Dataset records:
>> START
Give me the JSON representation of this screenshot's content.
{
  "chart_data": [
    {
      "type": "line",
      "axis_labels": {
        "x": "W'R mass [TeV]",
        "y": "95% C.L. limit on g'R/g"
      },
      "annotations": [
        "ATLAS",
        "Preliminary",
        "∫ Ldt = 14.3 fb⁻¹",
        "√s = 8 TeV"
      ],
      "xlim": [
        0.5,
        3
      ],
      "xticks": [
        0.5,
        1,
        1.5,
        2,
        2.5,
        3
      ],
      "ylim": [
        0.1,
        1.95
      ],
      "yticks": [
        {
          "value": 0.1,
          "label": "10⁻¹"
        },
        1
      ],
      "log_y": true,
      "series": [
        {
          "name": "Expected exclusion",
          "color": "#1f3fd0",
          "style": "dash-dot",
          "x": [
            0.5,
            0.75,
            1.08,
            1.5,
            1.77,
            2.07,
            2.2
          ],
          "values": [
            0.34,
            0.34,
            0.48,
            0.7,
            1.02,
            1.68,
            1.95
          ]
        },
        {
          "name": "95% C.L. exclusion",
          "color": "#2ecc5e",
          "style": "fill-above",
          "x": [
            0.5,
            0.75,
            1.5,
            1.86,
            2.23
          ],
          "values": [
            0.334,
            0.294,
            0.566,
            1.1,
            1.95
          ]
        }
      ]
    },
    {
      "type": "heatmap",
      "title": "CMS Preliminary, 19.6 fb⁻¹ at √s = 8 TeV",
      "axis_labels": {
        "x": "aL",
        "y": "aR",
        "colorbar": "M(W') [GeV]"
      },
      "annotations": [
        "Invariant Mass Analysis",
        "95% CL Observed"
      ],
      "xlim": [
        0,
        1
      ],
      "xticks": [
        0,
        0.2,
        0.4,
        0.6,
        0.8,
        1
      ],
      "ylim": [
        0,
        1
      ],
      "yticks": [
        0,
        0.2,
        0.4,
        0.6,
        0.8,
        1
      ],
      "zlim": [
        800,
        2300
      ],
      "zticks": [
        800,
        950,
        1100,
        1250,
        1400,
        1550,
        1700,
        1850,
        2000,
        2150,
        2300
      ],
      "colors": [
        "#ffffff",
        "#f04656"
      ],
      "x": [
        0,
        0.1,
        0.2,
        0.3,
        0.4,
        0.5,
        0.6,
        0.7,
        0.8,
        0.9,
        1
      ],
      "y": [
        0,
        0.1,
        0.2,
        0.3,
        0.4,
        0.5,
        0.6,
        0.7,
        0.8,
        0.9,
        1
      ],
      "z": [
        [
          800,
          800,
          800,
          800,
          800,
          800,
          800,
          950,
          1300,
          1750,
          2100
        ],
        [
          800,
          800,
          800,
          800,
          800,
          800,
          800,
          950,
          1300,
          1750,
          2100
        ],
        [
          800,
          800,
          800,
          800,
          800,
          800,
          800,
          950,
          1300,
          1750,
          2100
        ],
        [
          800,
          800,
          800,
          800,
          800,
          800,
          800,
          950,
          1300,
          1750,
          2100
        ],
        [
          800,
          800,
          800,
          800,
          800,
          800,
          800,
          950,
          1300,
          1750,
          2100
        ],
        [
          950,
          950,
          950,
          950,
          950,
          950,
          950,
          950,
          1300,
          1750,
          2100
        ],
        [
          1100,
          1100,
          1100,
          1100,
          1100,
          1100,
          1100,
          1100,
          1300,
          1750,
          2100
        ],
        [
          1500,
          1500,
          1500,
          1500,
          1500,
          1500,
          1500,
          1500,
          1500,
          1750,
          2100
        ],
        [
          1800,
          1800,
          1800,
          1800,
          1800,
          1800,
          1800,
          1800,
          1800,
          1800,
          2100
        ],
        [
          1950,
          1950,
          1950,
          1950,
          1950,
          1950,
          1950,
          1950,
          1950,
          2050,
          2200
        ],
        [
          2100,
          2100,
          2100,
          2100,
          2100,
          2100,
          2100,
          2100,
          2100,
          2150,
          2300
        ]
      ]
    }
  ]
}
>> END
- _Given request_:
Extract the full listing above without altering anything.

- _Answer to the exercise_:
Give me the JSON representation of this screenshot's content.
{
  "chart_data": [
    {
      "type": "line",
      "axis_labels": {
        "x": "W'R mass [TeV]",
        "y": "95% C.L. limit on g'R/g"
      },
      "annotations": [
        "ATLAS",
        "Preliminary",
        "∫ Ldt = 14.3 fb⁻¹",
        "√s = 8 TeV"
      ],
      "xlim": [
        0.5,
        3
      ],
      "xticks": [
        0.5,
        1,
        1.5,
        2,
        2.5,
        3
      ],
      "ylim": [
        0.1,
        1.95
      ],
      "yticks": [
        {
          "value": 0.1,
          "label": "10⁻¹"
        },
        1
      ],
      "log_y": true,
      "series": [
        {
          "name": "Expected exclusion",
          "color": "#1f3fd0",
          "style": "dash-dot",
          "x": [
            0.5,
            0.75,
            1.08,
            1.5,
            1.77,
            2.07,
            2.2
          ],
          "values": [
            0.34,
            0.34,
            0.48,
            0.7,
            1.02,
            1.68,
            1.95
          ]
        },
        {
          "name": "95% C.L. exclusion",
          "color": "#2ecc5e",
          "style": "fill-above",
          "x": [
            0.5,
            0.75,
            1.5,
            1.86,
            2.23
          ],
          "values": [
            0.334,
            0.294,
            0.566,
            1.1,
            1.95
          ]
        }
      ]
    },
    {
      "type": "heatmap",
      "title": "CMS Preliminary, 19.6 fb⁻¹ at √s = 8 TeV",
      "axis_labels": {
        "x": "aL",
        "y": "aR",
        "colorbar": "M(W') [GeV]"
      },
      "annotations": [
        "Invariant Mass Analysis",
        "95% CL Observed"
      ],
      "xlim": [
        0,
        1
      ],
      "xticks": [
        0,
        0.2,
        0.4,
        0.6,
        0.8,
        1
      ],
      "ylim": [
        0,
        1
      ],
      "yticks": [
        0,
        0.2,
        0.4,
        0.6,
        0.8,
        1
      ],
      "zlim": [
        800,
        2300
      ],
      "zticks": [
        800,
        950,
        1100,
        1250,
        1400,
        1550,
        1700,
        1850,
        2000,
        2150,
        2300
      ],
      "colors": [
        "#ffffff",
        "#f04656"
      ],
      "x": [
        0,
        0.1,
        0.2,
        0.3,
        0.4,
        0.5,
        0.6,
        0.7,
        0.8,
        0.9,
        1
      ],
      "y": [
        0,
        0.1,
        0.2,
        0.3,
        0.4,
        0.5,
        0.6,
        0.7,
        0.8,
        0.9,
        1
      ],
      "z": [
        [
          800,
          800,
          800,
          800,
          800,
          800,
          800,
          950,
          1300,
          1750,
          2100
        ],
        [
          800,
          800,
          800,
          800,
          800,
          800,
          800,
          950,
          1300,
          1750,
          2100
        ],
        [
          800,
          800,
          800,
          800,
          800,
          800,
          800,
          950,
          1300,
          1750,
          2100
        ],
        [
          800,
          800,
          800,
          800,
          800,
          800,
          800,
          950,
          1300,
          1750,
          2100
        ],
        [
          800,
          800,
          800,
          800,
          800,
          800,
          800,
          950,
          1300,
          1750,
          2100
        ],
        [
          950,
          950,
          950,
          950,
          950,
          950,
          950,
          950,
          1300,
          1750,
          2100
        ],
        [
          1100,
          1100,
          1100,
          1100,
          1100,
          1100,
          1100,
          1100,
          1300,
          1750,
          2100
        ],
        [
          1500,
          1500,
          1500,
          1500,
          1500,
          1500,
          1500,
          1500,
          1500,
          1750,
          2100
        ],
        [
          1800,
          1800,
          1800,
          1800,
          1800,
          1800,
          1800,
          1800,
          1800,
          1800,
          2100
        ],
        [
          1950,
          1950,
          1950,
          1950,
          1950,
          1950,
          1950,
          1950,
          1950,
          2050,
          2200
        ],
        [
          2100,
          2100,
          2100,
          2100,
          2100,
          2100,
          2100,
          2100,
          2100,
          2150,
          2300
        ]
      ]
    }
  ]
}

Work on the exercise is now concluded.